What you will do:
Transcribe all the records with complete accuracy.
== == ==
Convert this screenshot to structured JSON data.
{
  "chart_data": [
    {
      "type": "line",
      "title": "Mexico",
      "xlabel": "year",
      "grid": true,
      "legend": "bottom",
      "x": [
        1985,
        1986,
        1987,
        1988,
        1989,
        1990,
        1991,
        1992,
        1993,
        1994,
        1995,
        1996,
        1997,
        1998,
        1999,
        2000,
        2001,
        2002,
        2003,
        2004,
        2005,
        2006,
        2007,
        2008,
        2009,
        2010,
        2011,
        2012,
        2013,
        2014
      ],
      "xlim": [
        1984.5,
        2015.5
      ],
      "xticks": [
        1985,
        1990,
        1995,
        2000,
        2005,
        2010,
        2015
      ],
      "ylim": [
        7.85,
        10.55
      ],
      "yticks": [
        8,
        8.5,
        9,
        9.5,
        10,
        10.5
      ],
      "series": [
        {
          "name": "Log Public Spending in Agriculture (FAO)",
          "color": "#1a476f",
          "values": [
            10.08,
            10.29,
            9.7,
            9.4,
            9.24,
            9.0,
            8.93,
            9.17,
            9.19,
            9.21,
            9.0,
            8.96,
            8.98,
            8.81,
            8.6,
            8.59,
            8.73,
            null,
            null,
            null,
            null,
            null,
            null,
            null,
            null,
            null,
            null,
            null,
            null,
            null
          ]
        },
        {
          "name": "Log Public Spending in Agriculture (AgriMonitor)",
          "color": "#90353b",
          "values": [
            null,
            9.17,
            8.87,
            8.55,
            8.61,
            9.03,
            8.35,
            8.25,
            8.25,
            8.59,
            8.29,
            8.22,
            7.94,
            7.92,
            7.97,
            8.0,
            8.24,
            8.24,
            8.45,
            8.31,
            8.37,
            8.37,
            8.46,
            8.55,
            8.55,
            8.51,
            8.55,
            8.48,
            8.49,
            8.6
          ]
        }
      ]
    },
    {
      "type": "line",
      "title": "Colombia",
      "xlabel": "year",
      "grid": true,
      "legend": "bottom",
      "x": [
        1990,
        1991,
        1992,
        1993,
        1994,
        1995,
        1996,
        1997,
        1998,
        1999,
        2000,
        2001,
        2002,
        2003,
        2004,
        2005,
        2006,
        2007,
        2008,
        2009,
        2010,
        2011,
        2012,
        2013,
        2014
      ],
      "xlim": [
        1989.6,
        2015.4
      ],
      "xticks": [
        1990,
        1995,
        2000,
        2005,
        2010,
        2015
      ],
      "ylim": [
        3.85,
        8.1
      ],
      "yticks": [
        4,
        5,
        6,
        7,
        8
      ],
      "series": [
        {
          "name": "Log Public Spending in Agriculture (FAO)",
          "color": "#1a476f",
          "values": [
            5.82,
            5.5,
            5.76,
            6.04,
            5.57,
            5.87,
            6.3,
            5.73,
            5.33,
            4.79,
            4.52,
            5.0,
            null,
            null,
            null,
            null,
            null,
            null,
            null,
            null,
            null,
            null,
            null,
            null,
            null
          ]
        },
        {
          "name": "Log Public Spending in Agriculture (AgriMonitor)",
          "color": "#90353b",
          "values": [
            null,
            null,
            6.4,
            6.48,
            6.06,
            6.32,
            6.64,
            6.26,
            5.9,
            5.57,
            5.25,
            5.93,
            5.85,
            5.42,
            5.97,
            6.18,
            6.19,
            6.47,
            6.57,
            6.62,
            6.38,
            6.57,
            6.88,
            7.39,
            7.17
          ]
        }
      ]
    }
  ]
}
== == ==
Result of this task:
Convert this screenshot to structured JSON data.
{
  "chart_data": [
    {
      "type": "line",
      "title": "Mexico",
      "xlabel": "year",
      "grid": true,
      "legend": "bottom",
      "x": [
        1985,
        1986,
        1987,
        1988,
        1989,
        1990,
        1991,
        1992,
        1993,
        1994,
        1995,
        1996,
        1997,
        1998,
        1999,
        2000,
        2001,
        2002,
        2003,
        2004,
        2005,
        2006,
        2007,
        2008,
        2009,
        2010,
        2011,
        2012,
        2013,
        2014
      ],
      "xlim": [
        1984.5,
        2015.5
      ],
      "xticks": [
        1985,
        1990,
        1995,
        2000,
        2005,
        2010,
        2015
      ],
      "ylim": [
        7.85,
        10.55
      ],
      "yticks": [
        8,
        8.5,
        9,
        9.5,
        10,
        10.5
      ],
      "series": [
        {
          "name": "Log Public Spending in Agriculture (FAO)",
          "color": "#1a476f",
          "values": [
            10.08,
            10.29,
            9.7,
            9.4,
            9.24,
            9.0,
            8.93,
            9.17,
            9.19,
            9.21,
            9.0,
            8.96,
            8.98,
            8.81,
            8.6,
            8.59,
            8.73,
            null,
            null,
            null,
            null,
            null,
            null,
            null,
            null,
            null,
            null,
            null,
            null,
            null
          ]
        },
        {
          "name": "Log Public Spending in Agriculture (AgriMonitor)",
          "color": "#90353b",
          "values": [
            null,
            9.17,
            8.87,
            8.55,
            8.61,
            9.03,
            8.35,
            8.25,
            8.25,
            8.59,
            8.29,
            8.22,
            7.94,
            7.92,
            7.97,
            8.0,
            8.24,
            8.24,
            8.45,
            8.31,
            8.37,
            8.37,
            8.46,
            8.55,
            8.55,
            8.51,
            8.55,
            8.48,
            8.49,
            8.6
          ]
        }
      ]
    },
    {
      "type": "line",
      "title": "Colombia",
      "xlabel": "year",
      "grid": true,
      "legend": "bottom",
      "x": [
        1990,
        1991,
        1992,
        1993,
        1994,
        1995,
        1996,
        1997,
        1998,
        1999,
        2000,
        2001,
        2002,
        2003,
        2004,
        2005,
        2006,
        2007,
        2008,
        2009,
        2010,
        2011,
        2012,
        2013,
        2014
      ],
      "xlim": [
        1989.6,
        2015.4
      ],
      "xticks": [
        1990,
        1995,
        2000,
        2005,
        2010,
        2015
      ],
      "ylim": [
        3.85,
        8.1
      ],
      "yticks": [
        4,
        5,
        6,
        7,
        8
      ],
      "series": [
        {
          "name": "Log Public Spending in Agriculture (FAO)",
          "color": "#1a476f",
          "values": [
            5.82,
            5.5,
            5.76,
            6.04,
            5.57,
            5.87,
            6.3,
            5.73,
            5.33,
            4.79,
            4.52,
            5.0,
            null,
            null,
            null,
            null,
            null,
            null,
            null,
            null,
            null,
            null,
            null,
            null,
            null
          ]
        },
        {
          "name": "Log Public Spending in Agriculture (AgriMonitor)",
          "color": "#90353b",
          "values": [
            null,
            null,
            6.4,
            6.48,
            6.06,
            6.32,
            6.64,
            6.26,
            5.9,
            5.57,
            5.25,
            5.93,
            5.85,
            5.42,
            5.97,
            6.18,
            6.19,
            6.47,
            6.57,
            6.62,
            6.38,
            6.57,
            6.88,
            7.39,
            7.17
          ]
        }
      ]
    }
  ]
}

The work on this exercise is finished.